▶ Exercise goal: Count the lines in the entries below that include the word "Helmschale". Give nothing but the number.

▶ Raw records:
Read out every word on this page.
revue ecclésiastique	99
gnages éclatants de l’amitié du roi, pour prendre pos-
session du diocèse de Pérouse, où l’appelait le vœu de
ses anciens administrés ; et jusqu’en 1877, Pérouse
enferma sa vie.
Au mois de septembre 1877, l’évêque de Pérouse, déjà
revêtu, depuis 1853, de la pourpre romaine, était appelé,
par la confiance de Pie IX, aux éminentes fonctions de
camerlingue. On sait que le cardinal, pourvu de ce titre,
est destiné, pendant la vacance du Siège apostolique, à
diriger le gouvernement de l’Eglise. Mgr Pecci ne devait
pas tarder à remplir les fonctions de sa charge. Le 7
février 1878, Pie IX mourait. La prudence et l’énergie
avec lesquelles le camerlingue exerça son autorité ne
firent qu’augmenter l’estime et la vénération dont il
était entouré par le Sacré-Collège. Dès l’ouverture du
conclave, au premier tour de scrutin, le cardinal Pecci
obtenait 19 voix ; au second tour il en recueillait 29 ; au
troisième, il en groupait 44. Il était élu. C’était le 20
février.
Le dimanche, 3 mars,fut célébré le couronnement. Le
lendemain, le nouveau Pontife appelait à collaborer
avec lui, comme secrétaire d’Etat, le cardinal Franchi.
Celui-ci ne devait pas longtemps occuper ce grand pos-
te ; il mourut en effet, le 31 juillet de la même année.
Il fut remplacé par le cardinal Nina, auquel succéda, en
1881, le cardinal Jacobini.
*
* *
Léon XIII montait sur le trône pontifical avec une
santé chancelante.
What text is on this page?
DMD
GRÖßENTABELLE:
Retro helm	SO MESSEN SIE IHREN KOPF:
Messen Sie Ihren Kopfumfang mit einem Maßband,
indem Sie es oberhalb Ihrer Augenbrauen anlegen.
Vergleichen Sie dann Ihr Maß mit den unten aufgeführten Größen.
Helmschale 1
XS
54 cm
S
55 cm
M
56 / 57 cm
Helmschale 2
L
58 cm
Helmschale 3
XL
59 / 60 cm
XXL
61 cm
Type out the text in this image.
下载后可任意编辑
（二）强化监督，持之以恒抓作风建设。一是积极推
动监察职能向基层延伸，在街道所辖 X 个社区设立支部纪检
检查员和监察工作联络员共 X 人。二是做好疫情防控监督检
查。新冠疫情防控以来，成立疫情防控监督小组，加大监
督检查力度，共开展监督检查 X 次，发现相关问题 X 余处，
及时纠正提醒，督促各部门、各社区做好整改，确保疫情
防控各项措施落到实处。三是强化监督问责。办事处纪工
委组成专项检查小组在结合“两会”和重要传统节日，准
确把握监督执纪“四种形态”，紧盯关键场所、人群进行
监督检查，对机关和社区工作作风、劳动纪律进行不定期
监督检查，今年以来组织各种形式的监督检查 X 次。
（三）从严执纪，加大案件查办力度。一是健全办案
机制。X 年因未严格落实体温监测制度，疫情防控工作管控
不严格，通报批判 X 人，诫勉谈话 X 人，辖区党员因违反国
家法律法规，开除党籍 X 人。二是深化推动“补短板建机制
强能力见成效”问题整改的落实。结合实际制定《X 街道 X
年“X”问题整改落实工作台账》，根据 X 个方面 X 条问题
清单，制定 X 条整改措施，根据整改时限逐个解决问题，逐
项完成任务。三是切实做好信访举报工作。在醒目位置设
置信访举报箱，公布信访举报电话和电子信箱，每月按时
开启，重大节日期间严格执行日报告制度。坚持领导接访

▶ Solution to the problem: 3